--- START OF Supplied passage ---

Enru Liu (eliu@bgs.ac.uk) of the Geophysics and Marine Geoscience Division of the British Geological Survey discusses results from a project to use frequency-dependent anisotropy to improved fracture characterization.  This work is part of NERC's micro-to-Macro thematic programme discussed in the last newsletter (http://ior.rml.co.uk/issue2/rd/psfbs/psfb-2.htm) (Coauthors Mark Chapman, John A Hudson, Simon Tod, Serafeim Vlastos, Sonja Maultzsch, and Xiang Yang Li) (http://www.eap.bgs.ac.uk)

Traditional seismic methods of fracture detection measure two attributes of the fracture distribution: the average orientation and fracture intensity or density. These attributes, when mapped, aid in efforts to predict permeability anisotropy.

Nevertheless, real fracture systems are extremely complex, and the link to permeability anisotropy is far from straight forward. It is therefore of great interest to be able to determine more attributes of the fracture system from seismic data, in particular the fracture size. A research partnership between the British Geological Survey and Cambridge University, funded under the auspices of the NERC micro to Macro programme, has been set up to find innovative methods to extract such information from seismic data.

The techniques are based on developments of the basic theory of wave propagation in fractured rock. Existing methods make use of models, such as those of Hudson and Thomsen, which assume limiting values of the frequency. The newer models dispense with this assumption and allow the frequency response across the seismic frequency band to be computed. Our concept is to observe frequency-dependent anisotropy in seismic data and then to invert for the properties of the fracture distribution.

Two mechanisms can give rise to frequency-dependent anisotropy. These are scattering due to layering or large fractures and fluid effects associated with the concept of squirt flow.

A model has been developed (Chapman, 2002) which considers the effect of squirt flow on two scales: the grain scale and the fracture scale. The model reproduces the results of Hudson and Thomsen in the appropriate limits. Unlike those theories, however, the new model predicts substantial dependence on the fracture size, independently of fracture density. Figure 1 shows an example of the relationship between shear-wave splitting and frequency for various fracture sizes.

--- END OF Supplied passage ---
--- START OF Data entries ---

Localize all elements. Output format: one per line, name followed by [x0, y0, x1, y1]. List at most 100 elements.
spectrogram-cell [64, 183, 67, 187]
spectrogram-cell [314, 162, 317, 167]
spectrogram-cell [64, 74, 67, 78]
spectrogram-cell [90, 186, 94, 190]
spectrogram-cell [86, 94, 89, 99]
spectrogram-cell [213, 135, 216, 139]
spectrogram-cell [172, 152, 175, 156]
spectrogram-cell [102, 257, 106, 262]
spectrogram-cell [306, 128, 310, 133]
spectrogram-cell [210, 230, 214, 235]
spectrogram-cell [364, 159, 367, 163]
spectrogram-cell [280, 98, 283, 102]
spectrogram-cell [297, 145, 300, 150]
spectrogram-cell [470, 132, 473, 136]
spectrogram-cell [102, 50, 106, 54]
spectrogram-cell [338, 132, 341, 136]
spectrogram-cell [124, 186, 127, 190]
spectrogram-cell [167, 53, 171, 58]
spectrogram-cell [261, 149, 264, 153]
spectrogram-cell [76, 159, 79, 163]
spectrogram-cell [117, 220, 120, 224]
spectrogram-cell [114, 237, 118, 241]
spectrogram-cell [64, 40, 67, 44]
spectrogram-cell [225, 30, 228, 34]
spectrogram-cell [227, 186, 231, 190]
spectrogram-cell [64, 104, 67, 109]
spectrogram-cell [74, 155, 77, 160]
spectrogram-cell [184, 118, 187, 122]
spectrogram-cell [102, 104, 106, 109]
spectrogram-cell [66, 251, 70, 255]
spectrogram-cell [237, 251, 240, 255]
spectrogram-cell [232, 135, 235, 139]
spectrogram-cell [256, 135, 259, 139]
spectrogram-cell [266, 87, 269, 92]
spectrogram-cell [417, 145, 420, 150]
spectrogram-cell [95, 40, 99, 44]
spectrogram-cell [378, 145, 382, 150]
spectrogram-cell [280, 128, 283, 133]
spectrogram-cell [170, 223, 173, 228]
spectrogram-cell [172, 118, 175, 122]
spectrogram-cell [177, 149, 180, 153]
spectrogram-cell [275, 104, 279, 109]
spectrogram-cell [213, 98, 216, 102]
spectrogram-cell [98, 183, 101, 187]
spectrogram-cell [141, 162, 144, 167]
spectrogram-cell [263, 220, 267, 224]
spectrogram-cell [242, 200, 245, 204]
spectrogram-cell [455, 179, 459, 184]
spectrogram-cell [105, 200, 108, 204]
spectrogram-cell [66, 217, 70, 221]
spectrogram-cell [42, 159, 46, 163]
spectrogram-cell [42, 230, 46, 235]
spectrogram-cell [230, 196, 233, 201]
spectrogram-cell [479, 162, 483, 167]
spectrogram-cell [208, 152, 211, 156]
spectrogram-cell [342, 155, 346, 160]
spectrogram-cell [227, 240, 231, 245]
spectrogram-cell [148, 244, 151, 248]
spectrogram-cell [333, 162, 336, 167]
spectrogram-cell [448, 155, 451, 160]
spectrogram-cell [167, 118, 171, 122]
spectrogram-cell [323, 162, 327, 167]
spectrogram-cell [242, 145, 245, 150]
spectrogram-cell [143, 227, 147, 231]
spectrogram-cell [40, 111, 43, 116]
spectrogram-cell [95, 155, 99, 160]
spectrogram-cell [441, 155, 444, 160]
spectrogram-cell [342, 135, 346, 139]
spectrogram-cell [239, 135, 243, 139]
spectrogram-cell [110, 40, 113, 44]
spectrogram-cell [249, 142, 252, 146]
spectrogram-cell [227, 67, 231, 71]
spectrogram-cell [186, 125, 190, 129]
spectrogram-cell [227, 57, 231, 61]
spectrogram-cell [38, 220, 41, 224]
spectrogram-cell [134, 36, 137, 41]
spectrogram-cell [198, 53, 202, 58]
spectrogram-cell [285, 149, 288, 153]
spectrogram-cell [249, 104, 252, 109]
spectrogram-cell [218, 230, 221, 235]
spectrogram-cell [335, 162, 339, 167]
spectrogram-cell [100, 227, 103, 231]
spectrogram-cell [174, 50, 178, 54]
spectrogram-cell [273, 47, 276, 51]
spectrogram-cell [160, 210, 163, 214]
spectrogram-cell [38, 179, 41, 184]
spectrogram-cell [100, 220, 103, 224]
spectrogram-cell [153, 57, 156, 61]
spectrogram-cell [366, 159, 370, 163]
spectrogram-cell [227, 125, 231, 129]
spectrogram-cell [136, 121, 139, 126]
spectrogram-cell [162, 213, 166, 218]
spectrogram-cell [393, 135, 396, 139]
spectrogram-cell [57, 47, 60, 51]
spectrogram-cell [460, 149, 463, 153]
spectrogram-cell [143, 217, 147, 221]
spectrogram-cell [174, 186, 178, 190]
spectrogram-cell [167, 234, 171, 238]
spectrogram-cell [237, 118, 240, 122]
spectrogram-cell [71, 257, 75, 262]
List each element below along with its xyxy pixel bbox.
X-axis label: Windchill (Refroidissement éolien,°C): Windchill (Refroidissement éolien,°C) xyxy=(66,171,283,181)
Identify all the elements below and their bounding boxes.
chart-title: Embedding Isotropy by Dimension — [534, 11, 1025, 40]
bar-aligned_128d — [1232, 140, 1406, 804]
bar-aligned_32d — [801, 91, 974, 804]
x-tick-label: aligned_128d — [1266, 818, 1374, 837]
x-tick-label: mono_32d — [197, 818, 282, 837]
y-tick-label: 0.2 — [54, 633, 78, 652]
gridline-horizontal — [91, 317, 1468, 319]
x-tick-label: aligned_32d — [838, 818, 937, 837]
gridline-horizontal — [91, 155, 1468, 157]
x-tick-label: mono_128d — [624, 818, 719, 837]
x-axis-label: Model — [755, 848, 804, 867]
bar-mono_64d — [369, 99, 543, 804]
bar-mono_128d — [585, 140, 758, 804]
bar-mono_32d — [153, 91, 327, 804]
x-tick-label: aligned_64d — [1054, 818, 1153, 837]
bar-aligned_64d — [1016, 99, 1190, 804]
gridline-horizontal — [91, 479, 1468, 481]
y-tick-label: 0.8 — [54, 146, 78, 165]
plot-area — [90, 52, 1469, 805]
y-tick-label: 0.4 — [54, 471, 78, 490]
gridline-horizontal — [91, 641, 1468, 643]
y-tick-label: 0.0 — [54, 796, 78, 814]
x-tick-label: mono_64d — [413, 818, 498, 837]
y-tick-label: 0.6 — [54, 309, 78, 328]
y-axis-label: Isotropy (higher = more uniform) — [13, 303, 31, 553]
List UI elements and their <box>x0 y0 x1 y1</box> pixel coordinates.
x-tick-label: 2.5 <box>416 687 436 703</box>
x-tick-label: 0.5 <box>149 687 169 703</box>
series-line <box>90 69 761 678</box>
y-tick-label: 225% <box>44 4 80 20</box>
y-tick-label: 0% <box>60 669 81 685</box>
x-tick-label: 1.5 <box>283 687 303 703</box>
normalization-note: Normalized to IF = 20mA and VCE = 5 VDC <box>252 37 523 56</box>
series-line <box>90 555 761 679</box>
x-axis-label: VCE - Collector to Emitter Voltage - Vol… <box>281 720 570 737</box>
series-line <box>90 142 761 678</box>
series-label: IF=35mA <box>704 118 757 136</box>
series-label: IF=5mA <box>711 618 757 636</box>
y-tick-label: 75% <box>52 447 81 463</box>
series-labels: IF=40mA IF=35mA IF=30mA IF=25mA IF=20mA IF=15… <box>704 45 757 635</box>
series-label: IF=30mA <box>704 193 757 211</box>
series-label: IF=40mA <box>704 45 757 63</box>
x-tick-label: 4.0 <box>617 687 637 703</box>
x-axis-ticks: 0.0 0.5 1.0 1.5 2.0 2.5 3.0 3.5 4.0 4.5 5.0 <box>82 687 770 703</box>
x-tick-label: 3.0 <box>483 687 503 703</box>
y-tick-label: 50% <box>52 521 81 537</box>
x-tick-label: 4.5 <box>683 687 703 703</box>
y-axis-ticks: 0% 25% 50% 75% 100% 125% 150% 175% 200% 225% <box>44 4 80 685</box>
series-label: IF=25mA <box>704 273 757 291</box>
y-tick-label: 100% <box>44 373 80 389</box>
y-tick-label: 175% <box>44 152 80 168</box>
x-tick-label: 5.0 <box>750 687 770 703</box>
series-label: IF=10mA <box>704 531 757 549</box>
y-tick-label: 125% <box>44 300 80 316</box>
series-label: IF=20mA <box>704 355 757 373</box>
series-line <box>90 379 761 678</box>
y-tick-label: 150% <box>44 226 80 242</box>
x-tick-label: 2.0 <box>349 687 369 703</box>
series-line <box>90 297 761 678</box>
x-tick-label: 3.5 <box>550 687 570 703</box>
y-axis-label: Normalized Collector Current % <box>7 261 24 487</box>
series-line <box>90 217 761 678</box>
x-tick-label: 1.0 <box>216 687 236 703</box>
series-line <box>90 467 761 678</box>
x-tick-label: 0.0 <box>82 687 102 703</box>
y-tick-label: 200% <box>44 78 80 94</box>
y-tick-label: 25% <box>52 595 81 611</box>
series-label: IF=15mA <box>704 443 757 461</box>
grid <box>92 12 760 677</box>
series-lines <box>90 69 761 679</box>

--- END OF Data entries ---

**Tasks and exercises**
A. From the fracture characterization passage, return the wording starting with "Two mechanisms can" and going on through "of squirt flow.".
B. Name every coauthor listed in the fracture characterization passage.

**Results for the exercise**
A.
Two mechanisms can give rise to frequency-dependent anisotropy. These are scattering due to layering or large fractures and fluid effects associated with the concept of squirt flow.

B.
Mark Chapman
John A Hudson
Simon Tod
Serafeim Vlastos
Sonja Maultzsch
Xiang Yang Li